** Start Page **
# Resort Maps



## dioxide45 (Feb 15, 2009)

Can resort maps be posted to the reviews section in PDF format? I know currently that maps are available in the photos section for each resort, though in JPG format they can be very hard to read and many are not great quality. I have scanned maps and converted them to PDF where they are very prestine.
If they were available in PDF I think it would provide a better image for reference.


----------



## TUGBrian (Feb 15, 2009)

i dont see why not, although im pretty sure they would show up as red x's on the resort images page until one chose to download them.


----------



## dioxide45 (Feb 21, 2009)

How does one submit new images?


----------



## DeniseM (Feb 21, 2009)

Each section has a review Mgr. - click on their link on the review page and email your picture as an attachment.

Click on TUG Resort Database and sign in
Click on *Search Resorts*
Click on the name of the resort area (red list on left)
The *Rep Links* will be the first link on the list of resorts that pops up


----------



## TUGBrian (Feb 21, 2009)

yes, you can email the pictures to the review managers for each resort, they will upload them for you to the appropriate pages.

please notate the pictures as well so the review manager can enter in that info with the picture on the page!

here is a quick list of all the review managers for reference

http://tug2.net/vollist.htm


----------
** End Page **
● **Required tasks**:
1) Quote everything in the forum thread from "i dont see why" down to "dioxide45 (Feb 21, 2009)", word for word.
2) Please print everything in the records from the line containing "inner-ruler-minor-tick: [445, 262, 449, 266]" down to the line containing "inner-ruler-minor-tick: [374, 298, 378, 302]", with both of those lines included.
The forum thread and the records are unrelated material.
** Start Information shown **
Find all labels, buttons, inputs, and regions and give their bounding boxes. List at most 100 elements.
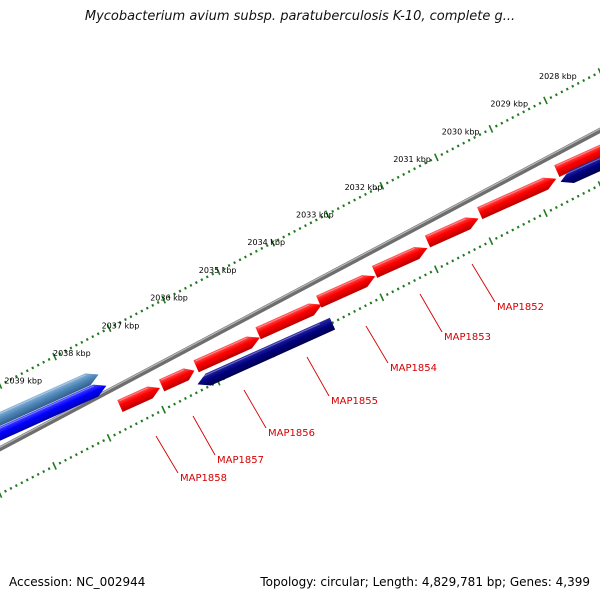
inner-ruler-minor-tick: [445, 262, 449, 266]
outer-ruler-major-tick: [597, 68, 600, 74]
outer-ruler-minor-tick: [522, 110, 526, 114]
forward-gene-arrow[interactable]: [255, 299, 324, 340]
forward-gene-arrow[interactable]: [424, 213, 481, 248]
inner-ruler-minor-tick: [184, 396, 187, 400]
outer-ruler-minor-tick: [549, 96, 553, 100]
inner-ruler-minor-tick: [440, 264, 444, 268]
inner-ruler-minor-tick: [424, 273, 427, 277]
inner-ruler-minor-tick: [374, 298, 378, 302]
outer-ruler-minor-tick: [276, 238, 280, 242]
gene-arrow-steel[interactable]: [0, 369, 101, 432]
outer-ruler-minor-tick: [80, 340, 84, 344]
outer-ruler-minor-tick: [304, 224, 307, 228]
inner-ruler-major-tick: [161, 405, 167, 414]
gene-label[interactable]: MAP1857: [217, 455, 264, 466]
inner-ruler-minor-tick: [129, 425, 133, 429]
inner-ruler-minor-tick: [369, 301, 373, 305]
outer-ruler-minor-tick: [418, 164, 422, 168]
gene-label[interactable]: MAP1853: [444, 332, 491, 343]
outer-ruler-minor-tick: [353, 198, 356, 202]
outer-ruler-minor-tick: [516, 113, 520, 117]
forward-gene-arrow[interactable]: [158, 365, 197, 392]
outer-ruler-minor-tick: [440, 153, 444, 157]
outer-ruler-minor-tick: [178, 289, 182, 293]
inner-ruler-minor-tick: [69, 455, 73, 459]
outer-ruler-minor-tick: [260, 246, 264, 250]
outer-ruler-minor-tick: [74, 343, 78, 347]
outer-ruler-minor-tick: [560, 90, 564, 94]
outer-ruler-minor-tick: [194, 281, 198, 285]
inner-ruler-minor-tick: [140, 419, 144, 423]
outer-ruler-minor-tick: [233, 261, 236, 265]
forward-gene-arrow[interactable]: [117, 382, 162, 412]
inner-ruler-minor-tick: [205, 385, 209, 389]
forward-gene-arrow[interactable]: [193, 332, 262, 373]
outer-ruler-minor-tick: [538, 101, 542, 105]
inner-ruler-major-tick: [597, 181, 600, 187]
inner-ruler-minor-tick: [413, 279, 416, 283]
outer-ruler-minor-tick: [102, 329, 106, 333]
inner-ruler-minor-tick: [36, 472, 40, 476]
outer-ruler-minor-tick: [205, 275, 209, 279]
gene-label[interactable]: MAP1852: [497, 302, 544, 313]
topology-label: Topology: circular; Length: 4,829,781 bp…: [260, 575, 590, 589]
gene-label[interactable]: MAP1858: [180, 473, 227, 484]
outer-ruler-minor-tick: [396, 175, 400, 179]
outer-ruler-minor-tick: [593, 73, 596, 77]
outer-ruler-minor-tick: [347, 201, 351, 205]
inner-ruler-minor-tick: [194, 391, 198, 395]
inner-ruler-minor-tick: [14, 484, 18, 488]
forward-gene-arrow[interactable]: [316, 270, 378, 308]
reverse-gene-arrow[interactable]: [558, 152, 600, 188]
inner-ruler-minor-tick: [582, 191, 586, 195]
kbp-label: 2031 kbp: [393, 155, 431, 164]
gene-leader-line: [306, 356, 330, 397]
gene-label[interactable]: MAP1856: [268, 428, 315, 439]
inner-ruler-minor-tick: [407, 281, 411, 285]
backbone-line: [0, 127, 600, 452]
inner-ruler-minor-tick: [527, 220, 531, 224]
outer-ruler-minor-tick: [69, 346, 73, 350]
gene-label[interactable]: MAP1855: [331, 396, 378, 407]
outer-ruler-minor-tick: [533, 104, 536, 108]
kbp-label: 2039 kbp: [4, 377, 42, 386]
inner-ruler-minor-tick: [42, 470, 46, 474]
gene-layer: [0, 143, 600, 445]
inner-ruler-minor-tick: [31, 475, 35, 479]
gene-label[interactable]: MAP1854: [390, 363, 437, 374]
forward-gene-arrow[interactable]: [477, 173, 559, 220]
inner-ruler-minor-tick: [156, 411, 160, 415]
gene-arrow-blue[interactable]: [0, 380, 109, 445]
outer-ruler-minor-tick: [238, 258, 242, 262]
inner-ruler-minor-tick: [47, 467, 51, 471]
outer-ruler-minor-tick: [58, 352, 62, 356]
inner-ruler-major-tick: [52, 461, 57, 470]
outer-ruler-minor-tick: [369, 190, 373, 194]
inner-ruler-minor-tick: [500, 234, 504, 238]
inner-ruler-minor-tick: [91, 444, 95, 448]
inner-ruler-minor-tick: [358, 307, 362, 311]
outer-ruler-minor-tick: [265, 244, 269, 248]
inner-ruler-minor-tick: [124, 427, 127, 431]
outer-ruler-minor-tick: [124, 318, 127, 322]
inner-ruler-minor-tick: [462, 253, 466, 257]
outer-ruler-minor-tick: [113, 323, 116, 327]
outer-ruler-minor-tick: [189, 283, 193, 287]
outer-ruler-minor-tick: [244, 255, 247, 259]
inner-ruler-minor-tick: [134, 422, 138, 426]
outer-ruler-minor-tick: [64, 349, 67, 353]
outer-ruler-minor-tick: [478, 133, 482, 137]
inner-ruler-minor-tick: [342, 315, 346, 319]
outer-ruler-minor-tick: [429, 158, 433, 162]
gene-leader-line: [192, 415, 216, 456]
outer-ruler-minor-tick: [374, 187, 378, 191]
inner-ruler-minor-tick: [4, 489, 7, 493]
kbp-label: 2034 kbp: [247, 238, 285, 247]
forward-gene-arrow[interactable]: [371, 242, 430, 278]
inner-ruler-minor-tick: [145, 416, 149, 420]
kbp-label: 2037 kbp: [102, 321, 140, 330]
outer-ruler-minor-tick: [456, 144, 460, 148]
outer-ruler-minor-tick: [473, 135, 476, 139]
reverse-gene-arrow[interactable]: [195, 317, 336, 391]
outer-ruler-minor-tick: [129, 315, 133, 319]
** End Information shown **
● **Solutions below**:
1)
i dont see why not, although im pretty sure they would show up as red x's on the resort images page until one chose to download them.


----------



## dioxide45 (Feb 21, 2009)

2)
inner-ruler-minor-tick: [445, 262, 449, 266]
outer-ruler-major-tick: [597, 68, 600, 74]
outer-ruler-minor-tick: [522, 110, 526, 114]
forward-gene-arrow[interactable]: [255, 299, 324, 340]
forward-gene-arrow[interactable]: [424, 213, 481, 248]
inner-ruler-minor-tick: [184, 396, 187, 400]
outer-ruler-minor-tick: [549, 96, 553, 100]
inner-ruler-minor-tick: [440, 264, 444, 268]
inner-ruler-minor-tick: [424, 273, 427, 277]
inner-ruler-minor-tick: [374, 298, 378, 302]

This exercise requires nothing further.